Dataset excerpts
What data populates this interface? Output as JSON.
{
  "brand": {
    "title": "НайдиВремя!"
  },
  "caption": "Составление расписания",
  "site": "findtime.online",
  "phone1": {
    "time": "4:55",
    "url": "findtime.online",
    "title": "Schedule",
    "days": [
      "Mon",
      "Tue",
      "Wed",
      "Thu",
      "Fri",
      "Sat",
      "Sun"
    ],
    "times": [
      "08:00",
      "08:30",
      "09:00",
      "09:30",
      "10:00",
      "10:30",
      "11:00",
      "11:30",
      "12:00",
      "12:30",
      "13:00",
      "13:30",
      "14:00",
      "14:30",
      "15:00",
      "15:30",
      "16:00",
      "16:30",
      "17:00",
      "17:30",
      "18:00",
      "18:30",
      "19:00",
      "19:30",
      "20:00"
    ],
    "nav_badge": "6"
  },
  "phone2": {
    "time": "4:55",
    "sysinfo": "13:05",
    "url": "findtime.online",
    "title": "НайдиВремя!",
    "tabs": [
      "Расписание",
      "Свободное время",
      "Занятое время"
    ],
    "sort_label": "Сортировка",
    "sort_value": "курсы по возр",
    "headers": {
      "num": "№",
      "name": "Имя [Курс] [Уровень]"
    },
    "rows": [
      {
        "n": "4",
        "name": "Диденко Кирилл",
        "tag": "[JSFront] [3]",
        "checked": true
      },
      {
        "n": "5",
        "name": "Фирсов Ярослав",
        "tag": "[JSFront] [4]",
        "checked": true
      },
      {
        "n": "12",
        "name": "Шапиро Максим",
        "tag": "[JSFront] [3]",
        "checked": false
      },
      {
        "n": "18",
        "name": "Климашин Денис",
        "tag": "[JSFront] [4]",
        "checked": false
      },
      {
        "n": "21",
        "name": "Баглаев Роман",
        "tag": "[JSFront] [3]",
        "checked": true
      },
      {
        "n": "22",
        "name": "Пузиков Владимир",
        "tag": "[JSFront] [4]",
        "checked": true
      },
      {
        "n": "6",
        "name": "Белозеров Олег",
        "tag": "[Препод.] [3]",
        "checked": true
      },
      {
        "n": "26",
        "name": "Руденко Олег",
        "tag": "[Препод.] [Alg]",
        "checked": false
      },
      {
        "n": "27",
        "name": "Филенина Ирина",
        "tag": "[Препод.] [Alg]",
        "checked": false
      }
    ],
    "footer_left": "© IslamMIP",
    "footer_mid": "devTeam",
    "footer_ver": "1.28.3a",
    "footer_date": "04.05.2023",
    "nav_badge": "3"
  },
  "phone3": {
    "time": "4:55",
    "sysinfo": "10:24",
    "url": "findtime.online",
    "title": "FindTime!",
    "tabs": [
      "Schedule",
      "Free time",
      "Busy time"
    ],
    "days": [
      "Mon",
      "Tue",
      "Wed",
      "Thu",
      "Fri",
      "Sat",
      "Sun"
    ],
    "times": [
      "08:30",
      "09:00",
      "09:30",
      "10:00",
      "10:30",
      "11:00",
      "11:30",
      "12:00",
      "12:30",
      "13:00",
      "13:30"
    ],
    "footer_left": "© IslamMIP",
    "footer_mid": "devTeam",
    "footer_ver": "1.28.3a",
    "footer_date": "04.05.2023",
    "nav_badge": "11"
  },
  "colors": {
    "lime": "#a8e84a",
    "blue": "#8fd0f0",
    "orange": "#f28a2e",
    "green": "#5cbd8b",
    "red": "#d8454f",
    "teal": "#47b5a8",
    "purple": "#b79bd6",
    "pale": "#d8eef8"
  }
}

...

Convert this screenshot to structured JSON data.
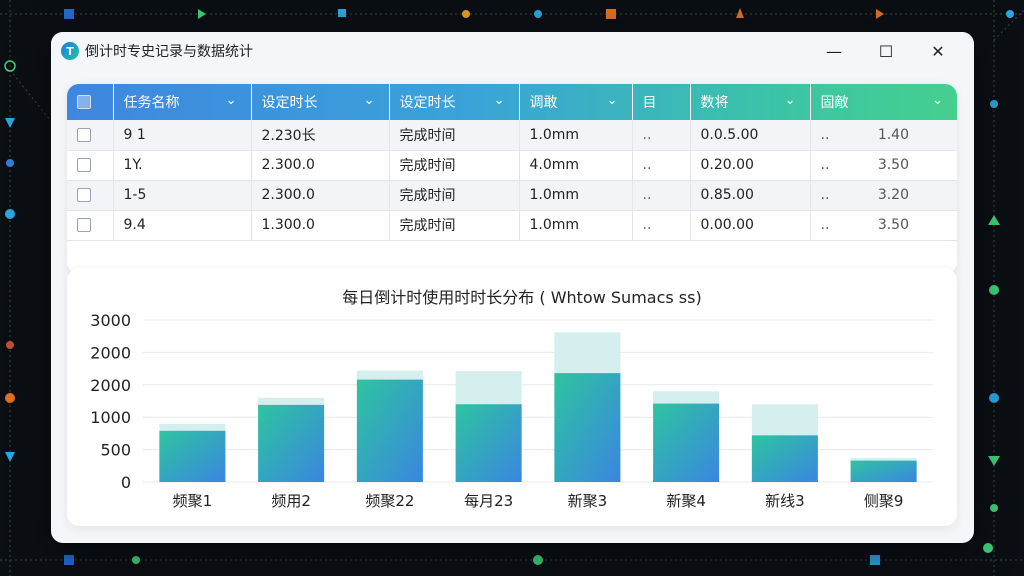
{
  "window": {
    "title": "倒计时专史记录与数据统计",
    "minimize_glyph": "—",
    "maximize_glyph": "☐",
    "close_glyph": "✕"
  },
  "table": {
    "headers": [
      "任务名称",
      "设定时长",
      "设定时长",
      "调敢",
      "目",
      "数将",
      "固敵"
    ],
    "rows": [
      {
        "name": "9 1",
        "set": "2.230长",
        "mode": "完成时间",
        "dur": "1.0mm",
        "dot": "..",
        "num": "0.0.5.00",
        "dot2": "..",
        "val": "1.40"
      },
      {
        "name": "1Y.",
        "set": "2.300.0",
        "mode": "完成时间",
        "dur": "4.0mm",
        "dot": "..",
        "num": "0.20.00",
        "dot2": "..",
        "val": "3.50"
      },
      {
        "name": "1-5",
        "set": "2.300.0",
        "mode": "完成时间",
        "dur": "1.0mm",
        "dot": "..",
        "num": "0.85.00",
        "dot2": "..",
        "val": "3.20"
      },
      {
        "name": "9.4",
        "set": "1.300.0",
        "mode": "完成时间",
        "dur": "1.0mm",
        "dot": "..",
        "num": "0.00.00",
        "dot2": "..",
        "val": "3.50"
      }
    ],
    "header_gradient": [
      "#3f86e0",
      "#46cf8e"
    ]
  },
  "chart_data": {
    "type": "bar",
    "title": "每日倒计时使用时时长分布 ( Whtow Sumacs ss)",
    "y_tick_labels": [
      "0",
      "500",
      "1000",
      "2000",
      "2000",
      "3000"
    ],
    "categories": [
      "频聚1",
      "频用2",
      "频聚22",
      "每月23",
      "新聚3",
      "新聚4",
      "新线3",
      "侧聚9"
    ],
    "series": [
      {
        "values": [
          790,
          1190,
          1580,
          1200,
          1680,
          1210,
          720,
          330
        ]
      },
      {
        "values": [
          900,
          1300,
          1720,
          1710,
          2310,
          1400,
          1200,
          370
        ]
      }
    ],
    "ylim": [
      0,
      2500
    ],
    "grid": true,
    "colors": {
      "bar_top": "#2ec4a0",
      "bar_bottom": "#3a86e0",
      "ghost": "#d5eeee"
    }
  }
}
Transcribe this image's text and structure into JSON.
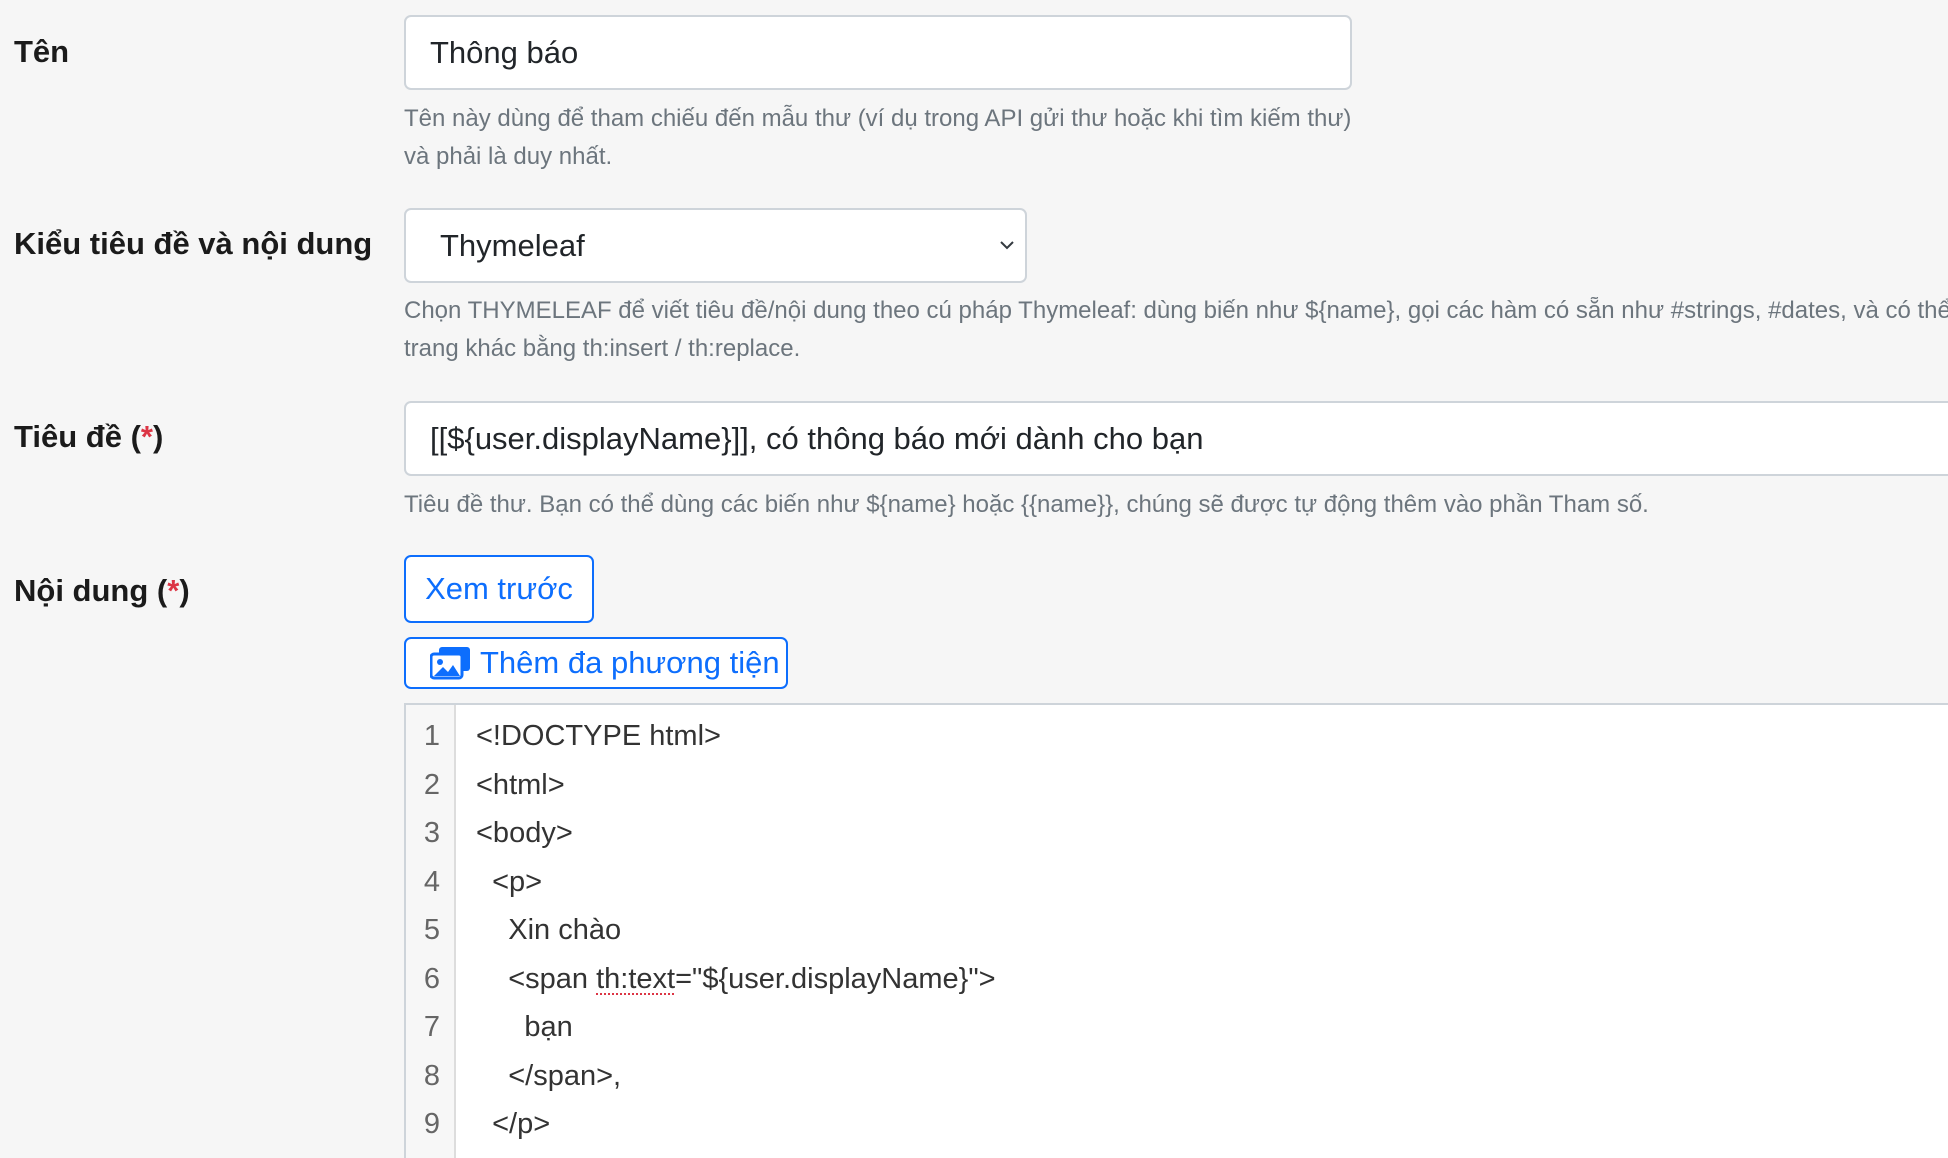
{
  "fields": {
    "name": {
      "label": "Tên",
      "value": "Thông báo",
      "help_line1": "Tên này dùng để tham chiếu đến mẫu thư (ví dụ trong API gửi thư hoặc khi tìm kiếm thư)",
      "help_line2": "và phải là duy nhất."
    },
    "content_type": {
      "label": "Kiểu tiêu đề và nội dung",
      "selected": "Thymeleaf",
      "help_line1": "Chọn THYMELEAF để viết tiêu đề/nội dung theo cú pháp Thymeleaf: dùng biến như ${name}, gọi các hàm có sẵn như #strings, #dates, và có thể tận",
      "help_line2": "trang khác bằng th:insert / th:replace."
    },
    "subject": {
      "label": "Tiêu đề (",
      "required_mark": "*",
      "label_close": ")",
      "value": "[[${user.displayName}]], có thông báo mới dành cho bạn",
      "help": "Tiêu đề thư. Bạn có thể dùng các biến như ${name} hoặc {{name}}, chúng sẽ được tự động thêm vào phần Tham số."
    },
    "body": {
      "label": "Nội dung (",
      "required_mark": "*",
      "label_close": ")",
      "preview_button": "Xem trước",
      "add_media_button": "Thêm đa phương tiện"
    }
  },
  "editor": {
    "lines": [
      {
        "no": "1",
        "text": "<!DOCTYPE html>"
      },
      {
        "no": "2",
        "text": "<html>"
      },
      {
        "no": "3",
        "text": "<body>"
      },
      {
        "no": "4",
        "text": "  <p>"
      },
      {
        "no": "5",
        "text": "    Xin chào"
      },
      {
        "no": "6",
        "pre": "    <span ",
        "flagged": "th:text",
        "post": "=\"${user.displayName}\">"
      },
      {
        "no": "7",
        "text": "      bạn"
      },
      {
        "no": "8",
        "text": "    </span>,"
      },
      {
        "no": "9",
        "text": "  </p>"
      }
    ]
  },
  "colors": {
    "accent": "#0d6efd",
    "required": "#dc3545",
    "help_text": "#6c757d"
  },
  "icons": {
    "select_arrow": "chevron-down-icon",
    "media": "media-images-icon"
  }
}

---

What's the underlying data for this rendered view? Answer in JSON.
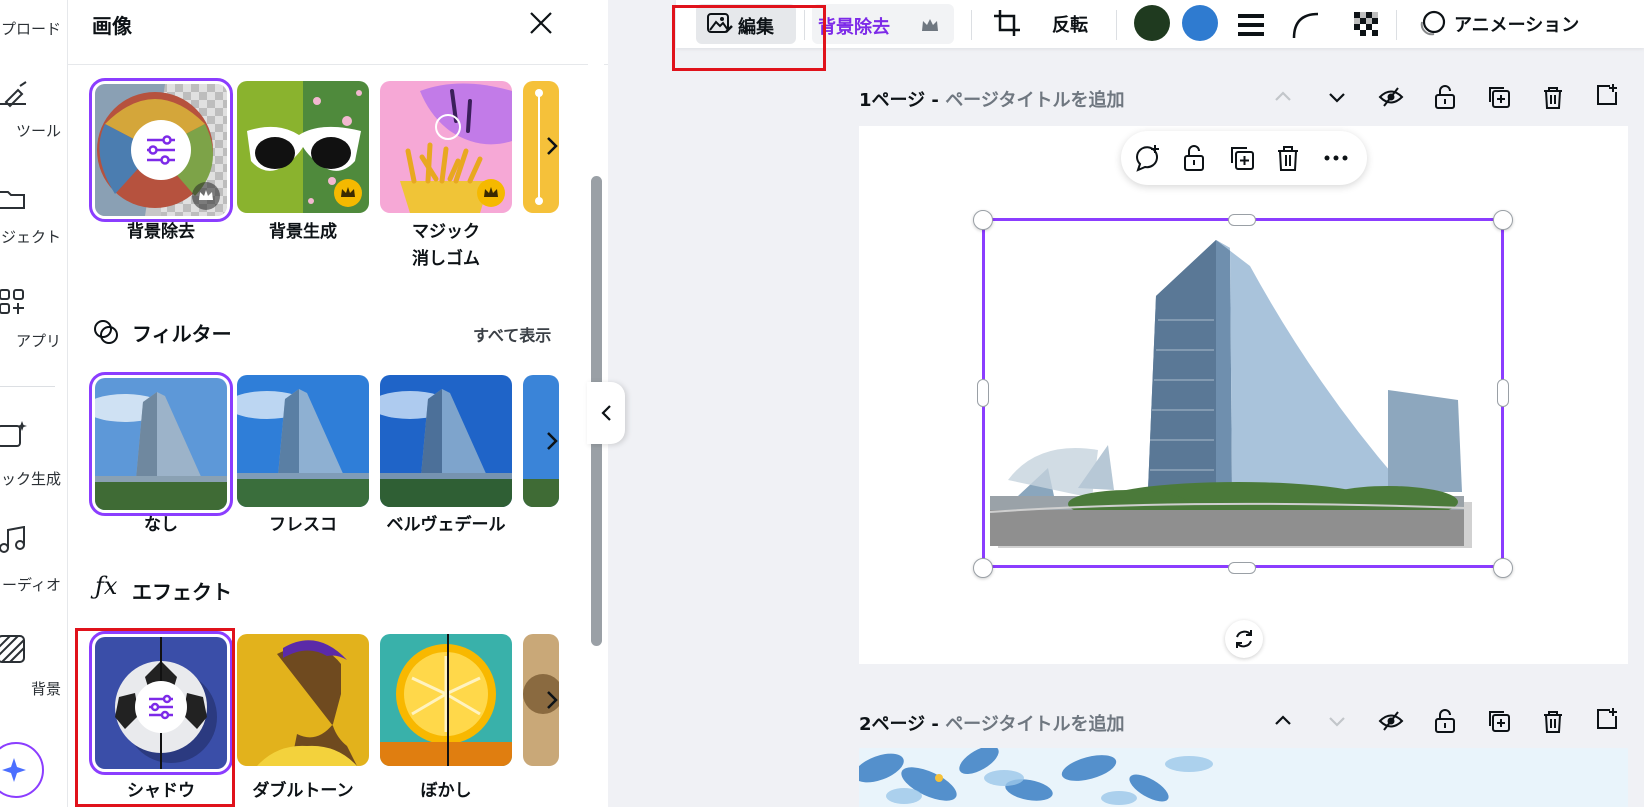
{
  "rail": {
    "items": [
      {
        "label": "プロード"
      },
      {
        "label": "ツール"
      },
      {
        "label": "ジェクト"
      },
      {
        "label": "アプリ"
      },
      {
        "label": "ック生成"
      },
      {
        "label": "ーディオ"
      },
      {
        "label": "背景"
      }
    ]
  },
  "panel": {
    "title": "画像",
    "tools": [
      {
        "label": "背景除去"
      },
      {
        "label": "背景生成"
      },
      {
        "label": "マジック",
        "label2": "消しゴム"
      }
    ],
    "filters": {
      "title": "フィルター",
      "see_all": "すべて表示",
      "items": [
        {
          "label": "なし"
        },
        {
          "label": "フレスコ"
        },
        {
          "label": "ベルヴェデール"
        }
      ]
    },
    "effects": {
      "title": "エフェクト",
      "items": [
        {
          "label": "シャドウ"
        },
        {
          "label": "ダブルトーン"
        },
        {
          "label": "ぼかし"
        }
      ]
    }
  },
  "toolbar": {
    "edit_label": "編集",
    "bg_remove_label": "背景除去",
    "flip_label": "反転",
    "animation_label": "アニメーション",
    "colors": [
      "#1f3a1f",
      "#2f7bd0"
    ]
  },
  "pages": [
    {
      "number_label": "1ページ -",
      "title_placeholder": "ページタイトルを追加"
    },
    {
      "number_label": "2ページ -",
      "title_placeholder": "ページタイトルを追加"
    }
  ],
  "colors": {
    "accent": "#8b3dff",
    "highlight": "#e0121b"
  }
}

• WRITTEN INSTRUCTION: For this exercise, gather every line of the data that contains the word "What".

• SOLUTION:
What data populates this interface? Output as JSON.
What's the underlying data for this rendered view? Answer in JSON.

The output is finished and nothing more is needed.